[Figure dataset records]
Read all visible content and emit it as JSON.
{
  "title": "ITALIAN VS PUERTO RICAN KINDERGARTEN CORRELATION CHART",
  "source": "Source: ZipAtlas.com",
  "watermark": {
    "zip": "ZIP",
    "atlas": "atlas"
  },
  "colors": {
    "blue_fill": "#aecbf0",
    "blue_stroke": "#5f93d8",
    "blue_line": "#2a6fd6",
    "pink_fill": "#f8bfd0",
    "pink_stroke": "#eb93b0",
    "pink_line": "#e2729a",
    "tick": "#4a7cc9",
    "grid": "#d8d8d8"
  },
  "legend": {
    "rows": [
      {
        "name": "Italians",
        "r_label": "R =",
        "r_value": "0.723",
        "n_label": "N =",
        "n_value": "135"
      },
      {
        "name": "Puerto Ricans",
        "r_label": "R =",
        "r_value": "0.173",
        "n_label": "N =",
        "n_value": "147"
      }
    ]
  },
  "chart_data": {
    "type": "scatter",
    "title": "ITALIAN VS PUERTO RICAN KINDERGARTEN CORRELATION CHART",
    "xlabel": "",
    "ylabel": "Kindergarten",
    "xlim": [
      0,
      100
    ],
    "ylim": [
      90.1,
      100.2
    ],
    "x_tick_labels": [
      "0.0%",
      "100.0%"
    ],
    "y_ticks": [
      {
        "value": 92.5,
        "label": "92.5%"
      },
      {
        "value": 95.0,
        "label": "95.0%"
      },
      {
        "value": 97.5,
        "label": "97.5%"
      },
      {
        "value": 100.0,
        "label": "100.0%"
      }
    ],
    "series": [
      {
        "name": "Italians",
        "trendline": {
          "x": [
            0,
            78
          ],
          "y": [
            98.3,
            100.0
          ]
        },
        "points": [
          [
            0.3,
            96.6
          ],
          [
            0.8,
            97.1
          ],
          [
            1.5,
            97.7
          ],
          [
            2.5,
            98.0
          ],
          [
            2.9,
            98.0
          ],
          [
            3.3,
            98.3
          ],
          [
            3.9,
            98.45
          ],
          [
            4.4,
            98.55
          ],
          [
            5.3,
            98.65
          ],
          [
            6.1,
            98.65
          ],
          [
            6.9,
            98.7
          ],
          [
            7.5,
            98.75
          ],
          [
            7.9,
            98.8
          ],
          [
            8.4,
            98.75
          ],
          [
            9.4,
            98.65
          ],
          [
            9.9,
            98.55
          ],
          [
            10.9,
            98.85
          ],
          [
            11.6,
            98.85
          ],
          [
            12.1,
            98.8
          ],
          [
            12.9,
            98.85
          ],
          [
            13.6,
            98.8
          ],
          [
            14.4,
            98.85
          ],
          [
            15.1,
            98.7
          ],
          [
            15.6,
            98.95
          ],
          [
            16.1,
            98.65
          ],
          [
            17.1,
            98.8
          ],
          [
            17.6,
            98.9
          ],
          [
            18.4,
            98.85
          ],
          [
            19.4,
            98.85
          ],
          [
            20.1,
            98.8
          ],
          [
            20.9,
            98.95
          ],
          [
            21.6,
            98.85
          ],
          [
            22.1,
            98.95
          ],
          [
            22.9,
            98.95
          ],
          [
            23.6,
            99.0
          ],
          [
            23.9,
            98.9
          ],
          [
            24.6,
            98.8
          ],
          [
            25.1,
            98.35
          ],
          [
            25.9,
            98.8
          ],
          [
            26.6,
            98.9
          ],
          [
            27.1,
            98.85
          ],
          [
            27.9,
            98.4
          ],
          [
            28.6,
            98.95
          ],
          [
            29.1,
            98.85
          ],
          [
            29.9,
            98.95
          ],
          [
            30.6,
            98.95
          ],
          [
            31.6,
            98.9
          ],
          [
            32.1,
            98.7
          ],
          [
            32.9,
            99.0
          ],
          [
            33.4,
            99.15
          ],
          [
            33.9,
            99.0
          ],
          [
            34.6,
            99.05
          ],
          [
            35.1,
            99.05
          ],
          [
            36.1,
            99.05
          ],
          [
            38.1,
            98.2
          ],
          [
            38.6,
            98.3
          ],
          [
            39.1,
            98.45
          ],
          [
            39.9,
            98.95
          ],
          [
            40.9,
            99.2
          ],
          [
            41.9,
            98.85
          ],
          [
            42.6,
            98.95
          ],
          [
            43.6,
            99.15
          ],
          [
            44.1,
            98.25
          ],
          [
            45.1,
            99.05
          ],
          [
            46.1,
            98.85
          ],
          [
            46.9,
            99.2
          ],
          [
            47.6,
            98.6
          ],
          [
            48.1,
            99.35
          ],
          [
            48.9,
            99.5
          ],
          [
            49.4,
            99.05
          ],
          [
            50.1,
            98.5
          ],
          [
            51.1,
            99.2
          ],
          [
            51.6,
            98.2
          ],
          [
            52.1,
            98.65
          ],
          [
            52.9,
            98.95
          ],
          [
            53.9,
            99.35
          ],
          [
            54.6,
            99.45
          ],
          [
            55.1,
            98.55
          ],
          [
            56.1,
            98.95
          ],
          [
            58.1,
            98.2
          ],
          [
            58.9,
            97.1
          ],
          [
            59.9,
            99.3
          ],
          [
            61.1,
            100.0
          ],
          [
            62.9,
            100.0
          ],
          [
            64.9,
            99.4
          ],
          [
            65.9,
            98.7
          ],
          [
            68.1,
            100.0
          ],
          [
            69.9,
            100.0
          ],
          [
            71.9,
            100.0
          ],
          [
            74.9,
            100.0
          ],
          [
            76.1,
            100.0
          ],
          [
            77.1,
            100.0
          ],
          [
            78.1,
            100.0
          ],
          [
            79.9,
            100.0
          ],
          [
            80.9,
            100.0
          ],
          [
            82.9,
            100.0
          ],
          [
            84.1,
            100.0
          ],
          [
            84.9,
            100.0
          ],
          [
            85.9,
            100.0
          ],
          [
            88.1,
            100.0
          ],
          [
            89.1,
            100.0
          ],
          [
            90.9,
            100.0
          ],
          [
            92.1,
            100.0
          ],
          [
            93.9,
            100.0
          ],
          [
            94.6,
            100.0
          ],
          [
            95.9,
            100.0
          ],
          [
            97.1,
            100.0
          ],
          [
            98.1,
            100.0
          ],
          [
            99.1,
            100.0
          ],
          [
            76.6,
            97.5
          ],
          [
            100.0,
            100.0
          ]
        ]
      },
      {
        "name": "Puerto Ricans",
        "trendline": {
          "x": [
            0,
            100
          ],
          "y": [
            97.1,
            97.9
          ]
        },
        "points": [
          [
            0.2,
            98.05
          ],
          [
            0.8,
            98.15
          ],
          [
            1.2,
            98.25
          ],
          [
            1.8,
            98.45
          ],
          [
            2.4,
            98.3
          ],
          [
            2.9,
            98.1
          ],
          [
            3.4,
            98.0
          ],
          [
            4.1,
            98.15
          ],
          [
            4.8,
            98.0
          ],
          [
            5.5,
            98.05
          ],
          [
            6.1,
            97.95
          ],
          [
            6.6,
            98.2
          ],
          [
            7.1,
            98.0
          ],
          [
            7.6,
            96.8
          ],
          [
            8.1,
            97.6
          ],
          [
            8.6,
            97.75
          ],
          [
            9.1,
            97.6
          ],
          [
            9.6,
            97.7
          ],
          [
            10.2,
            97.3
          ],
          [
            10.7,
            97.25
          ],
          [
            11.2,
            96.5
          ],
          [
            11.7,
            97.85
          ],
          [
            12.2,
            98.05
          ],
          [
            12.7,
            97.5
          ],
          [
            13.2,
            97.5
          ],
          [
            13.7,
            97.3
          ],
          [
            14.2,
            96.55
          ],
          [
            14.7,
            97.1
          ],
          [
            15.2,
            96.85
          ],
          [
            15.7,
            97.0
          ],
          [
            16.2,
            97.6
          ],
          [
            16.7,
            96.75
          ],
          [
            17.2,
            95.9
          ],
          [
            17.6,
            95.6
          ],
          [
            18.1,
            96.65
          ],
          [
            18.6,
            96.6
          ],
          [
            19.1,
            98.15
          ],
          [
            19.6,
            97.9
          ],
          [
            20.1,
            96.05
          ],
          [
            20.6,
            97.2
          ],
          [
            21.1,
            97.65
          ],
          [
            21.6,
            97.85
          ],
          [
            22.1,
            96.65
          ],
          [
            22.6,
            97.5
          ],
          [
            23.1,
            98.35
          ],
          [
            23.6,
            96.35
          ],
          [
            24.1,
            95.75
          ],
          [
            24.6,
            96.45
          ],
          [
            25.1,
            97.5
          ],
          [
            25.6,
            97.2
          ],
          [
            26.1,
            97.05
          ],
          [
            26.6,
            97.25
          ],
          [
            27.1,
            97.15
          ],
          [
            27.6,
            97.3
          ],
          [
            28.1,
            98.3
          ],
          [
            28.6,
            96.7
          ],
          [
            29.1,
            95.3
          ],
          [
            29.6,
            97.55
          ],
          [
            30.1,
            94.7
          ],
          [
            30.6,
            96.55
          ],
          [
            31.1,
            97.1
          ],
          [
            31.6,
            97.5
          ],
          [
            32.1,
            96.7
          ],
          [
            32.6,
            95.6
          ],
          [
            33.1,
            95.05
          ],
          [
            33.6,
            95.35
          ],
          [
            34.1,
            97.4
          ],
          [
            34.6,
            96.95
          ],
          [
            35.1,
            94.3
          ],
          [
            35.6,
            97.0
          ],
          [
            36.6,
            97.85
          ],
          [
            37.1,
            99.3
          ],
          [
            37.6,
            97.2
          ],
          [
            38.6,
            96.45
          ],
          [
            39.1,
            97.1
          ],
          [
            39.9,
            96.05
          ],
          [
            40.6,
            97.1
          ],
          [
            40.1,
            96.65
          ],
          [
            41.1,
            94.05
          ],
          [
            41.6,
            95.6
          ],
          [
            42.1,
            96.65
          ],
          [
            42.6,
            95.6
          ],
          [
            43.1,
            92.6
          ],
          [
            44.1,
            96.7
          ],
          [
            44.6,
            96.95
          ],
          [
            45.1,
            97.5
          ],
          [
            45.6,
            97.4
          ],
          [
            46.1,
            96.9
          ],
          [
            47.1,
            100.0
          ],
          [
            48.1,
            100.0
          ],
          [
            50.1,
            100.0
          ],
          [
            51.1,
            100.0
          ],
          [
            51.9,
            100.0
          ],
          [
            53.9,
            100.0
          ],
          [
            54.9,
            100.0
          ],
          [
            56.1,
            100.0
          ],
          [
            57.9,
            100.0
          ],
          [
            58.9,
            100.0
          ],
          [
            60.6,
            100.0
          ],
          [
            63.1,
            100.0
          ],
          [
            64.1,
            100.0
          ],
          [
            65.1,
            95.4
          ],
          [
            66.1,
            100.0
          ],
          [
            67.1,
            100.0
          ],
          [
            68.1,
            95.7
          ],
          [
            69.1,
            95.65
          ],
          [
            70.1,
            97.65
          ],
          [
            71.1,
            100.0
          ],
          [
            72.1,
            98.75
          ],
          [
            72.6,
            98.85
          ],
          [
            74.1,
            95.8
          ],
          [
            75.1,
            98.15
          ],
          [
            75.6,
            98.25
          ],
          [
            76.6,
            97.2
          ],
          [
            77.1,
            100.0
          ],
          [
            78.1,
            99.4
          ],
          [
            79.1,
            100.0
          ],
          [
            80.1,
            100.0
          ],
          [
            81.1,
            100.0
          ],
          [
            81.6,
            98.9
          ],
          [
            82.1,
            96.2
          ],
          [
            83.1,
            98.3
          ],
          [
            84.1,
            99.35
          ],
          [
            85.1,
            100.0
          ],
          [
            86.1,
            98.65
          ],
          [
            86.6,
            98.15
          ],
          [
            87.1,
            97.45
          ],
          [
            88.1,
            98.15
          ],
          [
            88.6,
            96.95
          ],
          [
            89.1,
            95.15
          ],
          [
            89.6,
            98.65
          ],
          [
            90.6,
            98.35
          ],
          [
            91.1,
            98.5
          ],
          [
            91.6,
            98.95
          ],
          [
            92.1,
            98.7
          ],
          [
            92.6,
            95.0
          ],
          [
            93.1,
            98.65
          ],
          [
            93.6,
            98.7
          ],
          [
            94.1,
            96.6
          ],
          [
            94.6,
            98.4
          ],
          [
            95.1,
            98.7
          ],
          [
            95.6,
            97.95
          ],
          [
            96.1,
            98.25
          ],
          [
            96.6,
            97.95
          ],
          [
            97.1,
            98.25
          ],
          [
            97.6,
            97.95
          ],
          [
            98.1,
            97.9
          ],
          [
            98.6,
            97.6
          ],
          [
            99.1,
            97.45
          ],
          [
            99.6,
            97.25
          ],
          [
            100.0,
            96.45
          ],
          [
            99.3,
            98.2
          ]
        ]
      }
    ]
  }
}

Objective: Filter the entries above down to the lines containing the word "CORRELATION".

Full answer:
  "title": "ITALIAN VS PUERTO RICAN KINDERGARTEN CORRELATION CHART",
    "title": "ITALIAN VS PUERTO RICAN KINDERGARTEN CORRELATION CHART",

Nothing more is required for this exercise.